Data entries for graphics
# # # # #
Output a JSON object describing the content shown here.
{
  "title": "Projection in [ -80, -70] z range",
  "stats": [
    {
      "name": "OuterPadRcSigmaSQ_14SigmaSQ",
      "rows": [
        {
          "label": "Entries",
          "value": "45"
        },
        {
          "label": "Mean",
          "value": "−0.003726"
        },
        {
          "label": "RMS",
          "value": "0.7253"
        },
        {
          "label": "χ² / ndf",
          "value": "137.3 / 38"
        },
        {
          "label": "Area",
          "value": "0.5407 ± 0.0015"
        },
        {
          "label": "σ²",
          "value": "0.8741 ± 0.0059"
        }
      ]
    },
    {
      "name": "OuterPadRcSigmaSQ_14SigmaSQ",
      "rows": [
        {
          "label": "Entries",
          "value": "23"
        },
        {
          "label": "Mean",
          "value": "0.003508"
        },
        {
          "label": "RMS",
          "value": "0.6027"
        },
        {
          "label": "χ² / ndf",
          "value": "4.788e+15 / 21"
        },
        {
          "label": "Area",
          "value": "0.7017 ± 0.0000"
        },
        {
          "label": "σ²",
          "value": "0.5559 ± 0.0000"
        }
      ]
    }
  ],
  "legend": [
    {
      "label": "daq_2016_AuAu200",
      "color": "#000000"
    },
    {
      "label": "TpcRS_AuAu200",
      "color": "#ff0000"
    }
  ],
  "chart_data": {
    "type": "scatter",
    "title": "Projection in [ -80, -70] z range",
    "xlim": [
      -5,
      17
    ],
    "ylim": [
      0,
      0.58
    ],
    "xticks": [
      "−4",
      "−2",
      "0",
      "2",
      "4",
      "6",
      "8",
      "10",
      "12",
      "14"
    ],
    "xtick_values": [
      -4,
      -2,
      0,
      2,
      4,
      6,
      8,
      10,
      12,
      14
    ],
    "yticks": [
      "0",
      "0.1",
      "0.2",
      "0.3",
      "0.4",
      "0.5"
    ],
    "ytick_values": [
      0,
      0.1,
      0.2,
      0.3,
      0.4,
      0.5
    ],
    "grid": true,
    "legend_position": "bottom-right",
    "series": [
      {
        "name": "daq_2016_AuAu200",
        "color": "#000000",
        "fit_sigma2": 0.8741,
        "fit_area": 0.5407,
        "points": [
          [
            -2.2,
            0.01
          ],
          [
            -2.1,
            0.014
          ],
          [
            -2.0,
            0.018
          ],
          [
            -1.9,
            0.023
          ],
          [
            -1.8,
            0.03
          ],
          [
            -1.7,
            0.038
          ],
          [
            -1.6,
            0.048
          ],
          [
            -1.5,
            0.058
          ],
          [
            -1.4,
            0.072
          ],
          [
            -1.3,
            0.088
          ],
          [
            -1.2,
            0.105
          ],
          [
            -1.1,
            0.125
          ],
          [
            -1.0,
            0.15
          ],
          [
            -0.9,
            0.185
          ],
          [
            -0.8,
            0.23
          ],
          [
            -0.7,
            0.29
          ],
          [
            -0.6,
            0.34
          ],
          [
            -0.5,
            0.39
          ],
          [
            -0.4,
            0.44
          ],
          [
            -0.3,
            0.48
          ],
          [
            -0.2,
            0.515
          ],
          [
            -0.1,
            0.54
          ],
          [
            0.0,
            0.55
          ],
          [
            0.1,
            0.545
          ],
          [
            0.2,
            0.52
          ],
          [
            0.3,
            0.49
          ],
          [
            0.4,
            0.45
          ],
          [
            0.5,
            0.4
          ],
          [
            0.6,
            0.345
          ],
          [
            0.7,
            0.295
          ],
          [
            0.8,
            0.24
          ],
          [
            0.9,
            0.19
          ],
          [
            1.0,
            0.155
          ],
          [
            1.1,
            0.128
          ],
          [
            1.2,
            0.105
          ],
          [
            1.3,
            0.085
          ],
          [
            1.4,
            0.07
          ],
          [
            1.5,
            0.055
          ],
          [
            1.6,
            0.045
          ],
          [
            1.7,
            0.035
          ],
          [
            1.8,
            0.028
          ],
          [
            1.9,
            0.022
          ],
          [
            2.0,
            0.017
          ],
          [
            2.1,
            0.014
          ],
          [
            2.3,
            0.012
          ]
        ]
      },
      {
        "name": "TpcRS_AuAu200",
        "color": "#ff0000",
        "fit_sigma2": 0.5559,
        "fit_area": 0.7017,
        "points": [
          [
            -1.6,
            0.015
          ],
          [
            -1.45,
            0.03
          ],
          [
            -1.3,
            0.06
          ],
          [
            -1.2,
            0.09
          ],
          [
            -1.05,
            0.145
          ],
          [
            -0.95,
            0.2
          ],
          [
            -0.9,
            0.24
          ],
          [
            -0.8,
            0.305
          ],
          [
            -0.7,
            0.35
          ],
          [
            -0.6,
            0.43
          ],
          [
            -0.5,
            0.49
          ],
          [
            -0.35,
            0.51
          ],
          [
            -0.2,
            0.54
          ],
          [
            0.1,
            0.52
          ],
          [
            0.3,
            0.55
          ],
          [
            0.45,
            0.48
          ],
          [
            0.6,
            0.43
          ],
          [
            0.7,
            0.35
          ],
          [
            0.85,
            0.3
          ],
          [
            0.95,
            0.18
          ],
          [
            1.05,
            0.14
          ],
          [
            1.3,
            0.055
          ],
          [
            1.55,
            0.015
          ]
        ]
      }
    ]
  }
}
# # # # #
Set down the listing above in full, please, exactly as it appears.

Correct result →
Output a JSON object describing the content shown here.
{
  "title": "Projection in [ -80, -70] z range",
  "stats": [
    {
      "name": "OuterPadRcSigmaSQ_14SigmaSQ",
      "rows": [
        {
          "label": "Entries",
          "value": "45"
        },
        {
          "label": "Mean",
          "value": "−0.003726"
        },
        {
          "label": "RMS",
          "value": "0.7253"
        },
        {
          "label": "χ² / ndf",
          "value": "137.3 / 38"
        },
        {
          "label": "Area",
          "value": "0.5407 ± 0.0015"
        },
        {
          "label": "σ²",
          "value": "0.8741 ± 0.0059"
        }
      ]
    },
    {
      "name": "OuterPadRcSigmaSQ_14SigmaSQ",
      "rows": [
        {
          "label": "Entries",
          "value": "23"
        },
        {
          "label": "Mean",
          "value": "0.003508"
        },
        {
          "label": "RMS",
          "value": "0.6027"
        },
        {
          "label": "χ² / ndf",
          "value": "4.788e+15 / 21"
        },
        {
          "label": "Area",
          "value": "0.7017 ± 0.0000"
        },
        {
          "label": "σ²",
          "value": "0.5559 ± 0.0000"
        }
      ]
    }
  ],
  "legend": [
    {
      "label": "daq_2016_AuAu200",
      "color": "#000000"
    },
    {
      "label": "TpcRS_AuAu200",
      "color": "#ff0000"
    }
  ],
  "chart_data": {
    "type": "scatter",
    "title": "Projection in [ -80, -70] z range",
    "xlim": [
      -5,
      17
    ],
    "ylim": [
      0,
      0.58
    ],
    "xticks": [
      "−4",
      "−2",
      "0",
      "2",
      "4",
      "6",
      "8",
      "10",
      "12",
      "14"
    ],
    "xtick_values": [
      -4,
      -2,
      0,
      2,
      4,
      6,
      8,
      10,
      12,
      14
    ],
    "yticks": [
      "0",
      "0.1",
      "0.2",
      "0.3",
      "0.4",
      "0.5"
    ],
    "ytick_values": [
      0,
      0.1,
      0.2,
      0.3,
      0.4,
      0.5
    ],
    "grid": true,
    "legend_position": "bottom-right",
    "series": [
      {
        "name": "daq_2016_AuAu200",
        "color": "#000000",
        "fit_sigma2": 0.8741,
        "fit_area": 0.5407,
        "points": [
          [
            -2.2,
            0.01
          ],
          [
            -2.1,
            0.014
          ],
          [
            -2.0,
            0.018
          ],
          [
            -1.9,
            0.023
          ],
          [
            -1.8,
            0.03
          ],
          [
            -1.7,
            0.038
          ],
          [
            -1.6,
            0.048
          ],
          [
            -1.5,
            0.058
          ],
          [
            -1.4,
            0.072
          ],
          [
            -1.3,
            0.088
          ],
          [
            -1.2,
            0.105
          ],
          [
            -1.1,
            0.125
          ],
          [
            -1.0,
            0.15
          ],
          [
            -0.9,
            0.185
          ],
          [
            -0.8,
            0.23
          ],
          [
            -0.7,
            0.29
          ],
          [
            -0.6,
            0.34
          ],
          [
            -0.5,
            0.39
          ],
          [
            -0.4,
            0.44
          ],
          [
            -0.3,
            0.48
          ],
          [
            -0.2,
            0.515
          ],
          [
            -0.1,
            0.54
          ],
          [
            0.0,
            0.55
          ],
          [
            0.1,
            0.545
          ],
          [
            0.2,
            0.52
          ],
          [
            0.3,
            0.49
          ],
          [
            0.4,
            0.45
          ],
          [
            0.5,
            0.4
          ],
          [
            0.6,
            0.345
          ],
          [
            0.7,
            0.295
          ],
          [
            0.8,
            0.24
          ],
          [
            0.9,
            0.19
          ],
          [
            1.0,
            0.155
          ],
          [
            1.1,
            0.128
          ],
          [
            1.2,
            0.105
          ],
          [
            1.3,
            0.085
          ],
          [
            1.4,
            0.07
          ],
          [
            1.5,
            0.055
          ],
          [
            1.6,
            0.045
          ],
          [
            1.7,
            0.035
          ],
          [
            1.8,
            0.028
          ],
          [
            1.9,
            0.022
          ],
          [
            2.0,
            0.017
          ],
          [
            2.1,
            0.014
          ],
          [
            2.3,
            0.012
          ]
        ]
      },
      {
        "name": "TpcRS_AuAu200",
        "color": "#ff0000",
        "fit_sigma2": 0.5559,
        "fit_area": 0.7017,
        "points": [
          [
            -1.6,
            0.015
          ],
          [
            -1.45,
            0.03
          ],
          [
            -1.3,
            0.06
          ],
          [
            -1.2,
            0.09
          ],
          [
            -1.05,
            0.145
          ],
          [
            -0.95,
            0.2
          ],
          [
            -0.9,
            0.24
          ],
          [
            -0.8,
            0.305
          ],
          [
            -0.7,
            0.35
          ],
          [
            -0.6,
            0.43
          ],
          [
            -0.5,
            0.49
          ],
          [
            -0.35,
            0.51
          ],
          [
            -0.2,
            0.54
          ],
          [
            0.1,
            0.52
          ],
          [
            0.3,
            0.55
          ],
          [
            0.45,
            0.48
          ],
          [
            0.6,
            0.43
          ],
          [
            0.7,
            0.35
          ],
          [
            0.85,
            0.3
          ],
          [
            0.95,
            0.18
          ],
          [
            1.05,
            0.14
          ],
          [
            1.3,
            0.055
          ],
          [
            1.55,
            0.015
          ]
        ]
      }
    ]
  }
}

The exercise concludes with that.